What you will do — Return all of the lines below exactly as they are.

Data lines —
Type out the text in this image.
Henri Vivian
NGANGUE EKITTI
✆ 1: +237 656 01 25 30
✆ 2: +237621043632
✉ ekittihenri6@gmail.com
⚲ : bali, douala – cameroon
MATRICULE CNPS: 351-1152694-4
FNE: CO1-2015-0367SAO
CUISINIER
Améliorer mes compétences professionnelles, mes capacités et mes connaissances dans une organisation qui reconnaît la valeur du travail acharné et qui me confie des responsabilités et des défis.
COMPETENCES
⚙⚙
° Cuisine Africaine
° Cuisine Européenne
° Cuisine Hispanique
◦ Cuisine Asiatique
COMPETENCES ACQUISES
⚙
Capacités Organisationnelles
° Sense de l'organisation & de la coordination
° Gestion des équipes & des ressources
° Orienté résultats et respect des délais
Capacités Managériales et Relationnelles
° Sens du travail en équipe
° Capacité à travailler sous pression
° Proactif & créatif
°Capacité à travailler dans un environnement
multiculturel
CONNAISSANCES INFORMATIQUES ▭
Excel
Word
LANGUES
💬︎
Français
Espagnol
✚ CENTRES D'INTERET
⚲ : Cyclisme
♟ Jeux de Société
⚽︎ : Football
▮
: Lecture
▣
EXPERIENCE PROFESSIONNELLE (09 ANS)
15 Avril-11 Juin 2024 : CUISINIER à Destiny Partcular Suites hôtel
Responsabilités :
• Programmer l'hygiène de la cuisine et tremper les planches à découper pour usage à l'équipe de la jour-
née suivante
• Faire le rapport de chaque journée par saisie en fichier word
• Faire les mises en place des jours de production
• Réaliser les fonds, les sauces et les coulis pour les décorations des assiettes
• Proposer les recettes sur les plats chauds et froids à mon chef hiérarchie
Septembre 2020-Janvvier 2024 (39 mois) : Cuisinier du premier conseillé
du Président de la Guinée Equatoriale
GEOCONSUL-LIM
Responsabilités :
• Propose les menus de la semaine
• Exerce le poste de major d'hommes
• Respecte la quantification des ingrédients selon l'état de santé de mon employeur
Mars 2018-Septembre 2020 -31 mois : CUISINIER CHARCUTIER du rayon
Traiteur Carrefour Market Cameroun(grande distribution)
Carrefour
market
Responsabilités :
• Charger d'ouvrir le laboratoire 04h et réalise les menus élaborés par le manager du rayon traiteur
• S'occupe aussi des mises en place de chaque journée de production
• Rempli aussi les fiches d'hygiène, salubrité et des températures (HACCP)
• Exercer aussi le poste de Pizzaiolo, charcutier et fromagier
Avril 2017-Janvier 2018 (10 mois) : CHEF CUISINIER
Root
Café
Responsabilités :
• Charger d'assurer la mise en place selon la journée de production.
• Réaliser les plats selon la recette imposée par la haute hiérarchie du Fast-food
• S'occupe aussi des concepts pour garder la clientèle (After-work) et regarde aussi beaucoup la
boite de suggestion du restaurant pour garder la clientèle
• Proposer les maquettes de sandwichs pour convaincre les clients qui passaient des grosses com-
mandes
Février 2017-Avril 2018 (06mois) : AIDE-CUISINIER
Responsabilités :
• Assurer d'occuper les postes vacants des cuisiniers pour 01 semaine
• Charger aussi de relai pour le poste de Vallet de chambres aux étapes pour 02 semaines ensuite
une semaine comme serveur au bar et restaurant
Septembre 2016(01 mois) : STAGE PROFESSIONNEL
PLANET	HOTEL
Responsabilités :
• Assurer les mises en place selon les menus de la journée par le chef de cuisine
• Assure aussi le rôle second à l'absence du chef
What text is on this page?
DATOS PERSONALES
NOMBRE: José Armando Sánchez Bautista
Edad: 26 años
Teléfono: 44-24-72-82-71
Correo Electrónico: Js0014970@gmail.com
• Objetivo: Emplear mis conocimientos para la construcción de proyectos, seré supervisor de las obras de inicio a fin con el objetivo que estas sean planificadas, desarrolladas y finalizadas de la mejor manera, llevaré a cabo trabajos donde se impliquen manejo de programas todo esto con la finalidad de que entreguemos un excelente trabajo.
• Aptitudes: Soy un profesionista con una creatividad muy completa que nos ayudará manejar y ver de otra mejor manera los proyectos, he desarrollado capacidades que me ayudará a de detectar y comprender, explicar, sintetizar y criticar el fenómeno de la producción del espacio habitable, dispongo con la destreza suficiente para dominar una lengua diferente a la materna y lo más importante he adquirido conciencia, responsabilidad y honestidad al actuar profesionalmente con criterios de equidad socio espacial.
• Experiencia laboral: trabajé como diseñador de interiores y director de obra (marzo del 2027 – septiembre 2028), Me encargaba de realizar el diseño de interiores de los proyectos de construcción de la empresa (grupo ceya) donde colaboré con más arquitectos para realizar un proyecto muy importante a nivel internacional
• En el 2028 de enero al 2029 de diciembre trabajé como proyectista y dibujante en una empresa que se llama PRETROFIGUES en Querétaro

Completed task —
Type out the text in this image.
Henri Vivian
NGANGUE EKITTI
✆ 1: +237 656 01 25 30
✆ 2: +237621043632
✉ ekittihenri6@gmail.com
⚲ : bali, douala – cameroon
MATRICULE CNPS: 351-1152694-4
FNE: CO1-2015-0367SAO
CUISINIER
Améliorer mes compétences professionnelles, mes capacités et mes connaissances dans une organisation qui reconnaît la valeur du travail acharné et qui me confie des responsabilités et des défis.
COMPETENCES
⚙⚙
° Cuisine Africaine
° Cuisine Européenne
° Cuisine Hispanique
◦ Cuisine Asiatique
COMPETENCES ACQUISES
⚙
Capacités Organisationnelles
° Sense de l'organisation & de la coordination
° Gestion des équipes & des ressources
° Orienté résultats et respect des délais
Capacités Managériales et Relationnelles
° Sens du travail en équipe
° Capacité à travailler sous pression
° Proactif & créatif
°Capacité à travailler dans un environnement
multiculturel
CONNAISSANCES INFORMATIQUES ▭
Excel
Word
LANGUES
💬︎
Français
Espagnol
✚ CENTRES D'INTERET
⚲ : Cyclisme
♟ Jeux de Société
⚽︎ : Football
▮
: Lecture
▣
EXPERIENCE PROFESSIONNELLE (09 ANS)
15 Avril-11 Juin 2024 : CUISINIER à Destiny Partcular Suites hôtel
Responsabilités :
• Programmer l'hygiène de la cuisine et tremper les planches à découper pour usage à l'équipe de la jour-
née suivante
• Faire le rapport de chaque journée par saisie en fichier word
• Faire les mises en place des jours de production
• Réaliser les fonds, les sauces et les coulis pour les décorations des assiettes
• Proposer les recettes sur les plats chauds et froids à mon chef hiérarchie
Septembre 2020-Janvvier 2024 (39 mois) : Cuisinier du premier conseillé
du Président de la Guinée Equatoriale
GEOCONSUL-LIM
Responsabilités :
• Propose les menus de la semaine
• Exerce le poste de major d'hommes
• Respecte la quantification des ingrédients selon l'état de santé de mon employeur
Mars 2018-Septembre 2020 -31 mois : CUISINIER CHARCUTIER du rayon
Traiteur Carrefour Market Cameroun(grande distribution)
Carrefour
market
Responsabilités :
• Charger d'ouvrir le laboratoire 04h et réalise les menus élaborés par le manager du rayon traiteur
• S'occupe aussi des mises en place de chaque journée de production
• Rempli aussi les fiches d'hygiène, salubrité et des températures (HACCP)
• Exercer aussi le poste de Pizzaiolo, charcutier et fromagier
Avril 2017-Janvier 2018 (10 mois) : CHEF CUISINIER
Root
Café
Responsabilités :
• Charger d'assurer la mise en place selon la journée de production.
• Réaliser les plats selon la recette imposée par la haute hiérarchie du Fast-food
• S'occupe aussi des concepts pour garder la clientèle (After-work) et regarde aussi beaucoup la
boite de suggestion du restaurant pour garder la clientèle
• Proposer les maquettes de sandwichs pour convaincre les clients qui passaient des grosses com-
mandes
Février 2017-Avril 2018 (06mois) : AIDE-CUISINIER
Responsabilités :
• Assurer d'occuper les postes vacants des cuisiniers pour 01 semaine
• Charger aussi de relai pour le poste de Vallet de chambres aux étapes pour 02 semaines ensuite
une semaine comme serveur au bar et restaurant
Septembre 2016(01 mois) : STAGE PROFESSIONNEL
PLANET	HOTEL
Responsabilités :
• Assurer les mises en place selon les menus de la journée par le chef de cuisine
• Assure aussi le rôle second à l'absence du chef
What text is on this page?
DATOS PERSONALES
NOMBRE: José Armando Sánchez Bautista
Edad: 26 años
Teléfono: 44-24-72-82-71
Correo Electrónico: Js0014970@gmail.com
• Objetivo: Emplear mis conocimientos para la construcción de proyectos, seré supervisor de las obras de inicio a fin con el objetivo que estas sean planificadas, desarrolladas y finalizadas de la mejor manera, llevaré a cabo trabajos donde se impliquen manejo de programas todo esto con la finalidad de que entreguemos un excelente trabajo.
• Aptitudes: Soy un profesionista con una creatividad muy completa que nos ayudará manejar y ver de otra mejor manera los proyectos, he desarrollado capacidades que me ayudará a de detectar y comprender, explicar, sintetizar y criticar el fenómeno de la producción del espacio habitable, dispongo con la destreza suficiente para dominar una lengua diferente a la materna y lo más importante he adquirido conciencia, responsabilidad y honestidad al actuar profesionalmente con criterios de equidad socio espacial.
• Experiencia laboral: trabajé como diseñador de interiores y director de obra (marzo del 2027 – septiembre 2028), Me encargaba de realizar el diseño de interiores de los proyectos de construcción de la empresa (grupo ceya) donde colaboré con más arquitectos para realizar un proyecto muy importante a nivel internacional
• En el 2028 de enero al 2029 de diciembre trabajé como proyectista y dibujante en una empresa que se llama PRETROFIGUES en Querétaro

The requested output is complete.